== Data lines ==
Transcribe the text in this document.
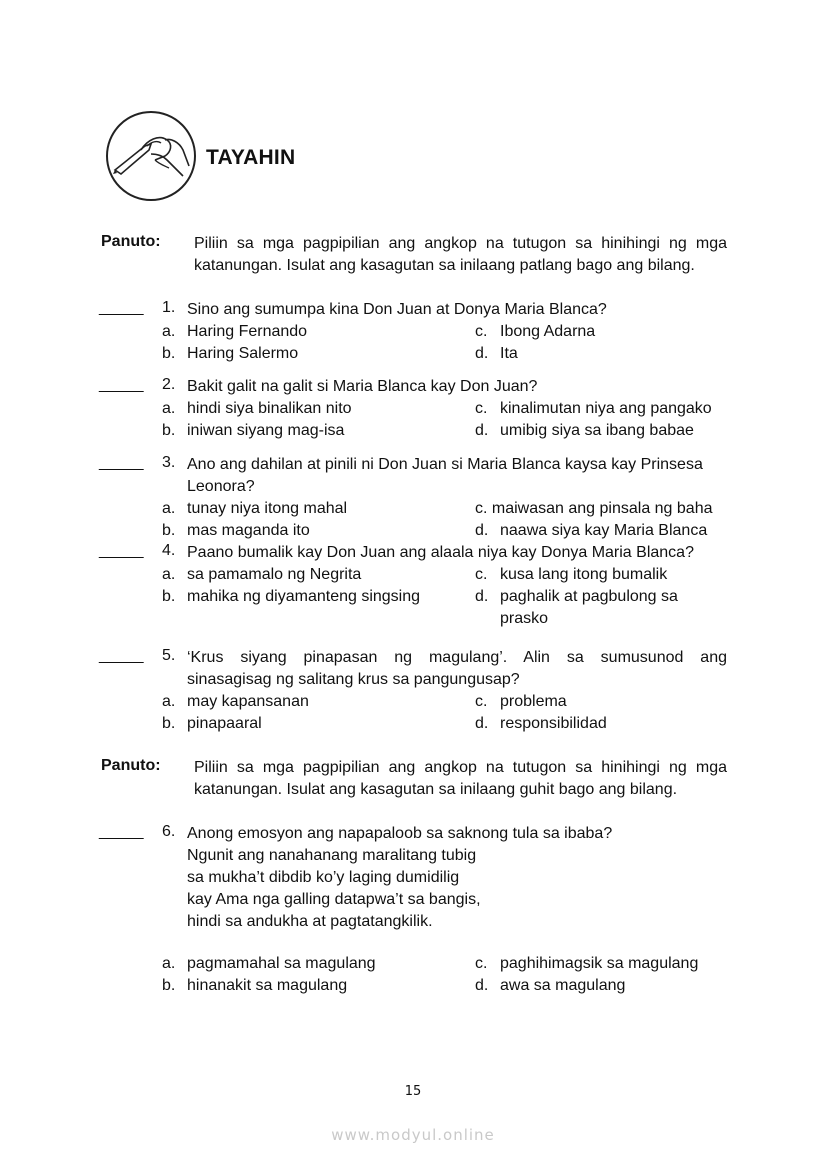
TAYAHIN
Panuto: Piliin sa mga pagpipilian ang angkop na tutugon sa hinihingi ng mga katanungan. Isulat ang kasagutan sa inilaang patlang bago ang bilang.
_____ 1. Sino ang sumumpa kina Don Juan at Donya Maria Blanca?
a. Haring Fernando	c. Ibong Adarna
b. Haring Salermo	d. Ita
_____ 2. Bakit galit na galit si Maria Blanca kay Don Juan?
a. hindi siya binalikan nito	c. kinalimutan niya ang pangako
b. iniwan siyang mag-isa	d. umibig siya sa ibang babae
_____ 3. Ano ang dahilan at pinili ni Don Juan si Maria Blanca kaysa kay Prinsesa
Leonora?
a. tunay niya itong mahal	c. maiwasan ang pinsala ng baha
b. mas maganda ito	d. naawa siya kay Maria Blanca
_____ 4. Paano bumalik kay Don Juan ang alaala niya kay Donya Maria Blanca?
a. sa pamamalo ng Negrita	c. kusa lang itong bumalik
b. mahika ng diyamanteng singsing	d. paghalik at pagbulong sa
prasko
_____ 5. ‘Krus siyang pinapasan ng magulang’. Alin sa sumusunod ang
sinasagisag ng salitang krus sa pangungusap?
a. may kapansanan	c. problema
b. pinapaaral	d. responsibilidad
Panuto: Piliin sa mga pagpipilian ang angkop na tutugon sa hinihingi ng mga katanungan. Isulat ang kasagutan sa inilaang guhit bago ang bilang.
_____ 6. Anong emosyon ang napapaloob sa saknong tula sa ibaba?
Ngunit ang nanahanang maralitang tubig
sa mukha’t dibdib ko’y laging dumidilig
kay Ama nga galling datapwa’t sa bangis,
hindi sa andukha at pagtatangkilik.
a. pagmamahal sa magulang	c. paghihimagsik sa magulang
b. hinanakit sa magulang	d. awa sa magulang
15
www.modyul.online
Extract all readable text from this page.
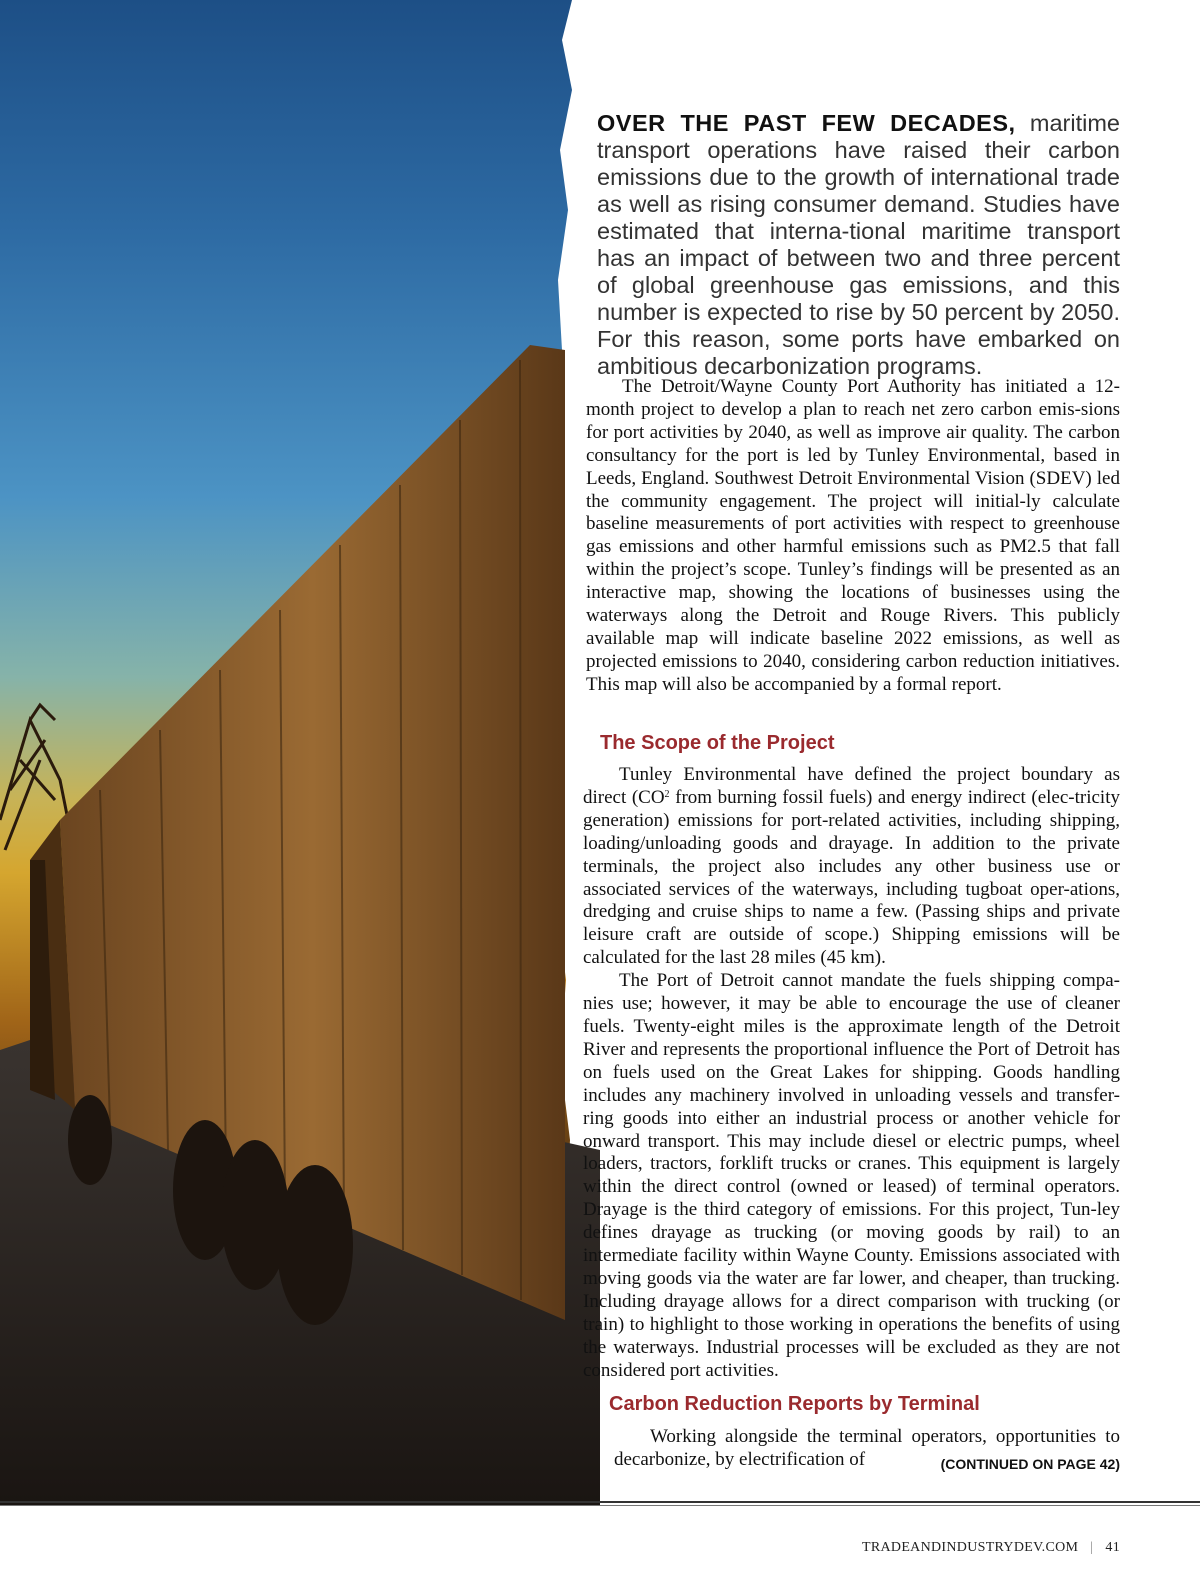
OVER THE PAST FEW DECADES, maritime transport operations have raised their carbon emissions due to the growth of international trade as well as rising consumer demand. Studies have estimated that interna-tional maritime transport has an impact of between two and three percent of global greenhouse gas emissions, and this number is expected to rise by 50 percent by 2050. For this reason, some ports have embarked on ambitious decarbonization programs.

The Detroit/Wayne County Port Authority has initiated a 12-month project to develop a plan to reach net zero carbon emis-sions for port activities by 2040, as well as improve air quality. The carbon consultancy for the port is led by Tunley Environmental, based in Leeds, England. Southwest Detroit Environmental Vision (SDEV) led the community engagement. The project will initial-ly calculate baseline measurements of port activities with respect to greenhouse gas emissions and other harmful emissions such as PM2.5 that fall within the project’s scope. Tunley’s findings will be presented as an interactive map, showing the locations of businesses using the waterways along the Detroit and Rouge Rivers. This publicly available map will indicate baseline 2022 emissions, as well as projected emissions to 2040, considering carbon reduction initiatives. This map will also be accompanied by a formal report.

The Scope of the Project

Tunley Environmental have defined the project boundary as direct ($CO^2$ from burning fossil fuels) and energy indirect (elec-tricity generation) emissions for port-related activities, including shipping, loading/unloading goods and drayage. In addition to the private terminals, the project also includes any other business use or associated services of the waterways, including tugboat oper-ations, dredging and cruise ships to name a few. (Passing ships and private leisure craft are outside of scope.) Shipping emissions will be calculated for the last 28 miles (45 km).

The Port of Detroit cannot mandate the fuels shipping compa-nies use; however, it may be able to encourage the use of cleaner fuels. Twenty-eight miles is the approximate length of the Detroit River and represents the proportional influence the Port of Detroit has on fuels used on the Great Lakes for shipping. Goods handling includes any machinery involved in unloading vessels and transfer-ring goods into either an industrial process or another vehicle for onward transport. This may include diesel or electric pumps, wheel loaders, tractors, forklift trucks or cranes. This equipment is largely within the direct control (owned or leased) of terminal operators. Drayage is the third category of emissions. For this project, Tun-ley defines drayage as trucking (or moving goods by rail) to an intermediate facility within Wayne County. Emissions associated with moving goods via the water are far lower, and cheaper, than trucking. Including drayage allows for a direct comparison with trucking (or train) to highlight to those working in operations the benefits of using the waterways. Industrial processes will be excluded as they are not considered port activities.

Carbon Reduction Reports by Terminal

Working alongside the terminal operators, opportunities to decarbonize, by electrification of	(CONTINUED ON PAGE 42)

TRADEANDINDUSTRYDEV.COM | 41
===
• _What the exercise asks_: Every line of the listing that holds "hindi" should be found and copied.

• _Final result_:
a. hindi siya binalikan nito	c. kinalimutan niya ang pangako
hindi sa andukha at pagtatangkilik.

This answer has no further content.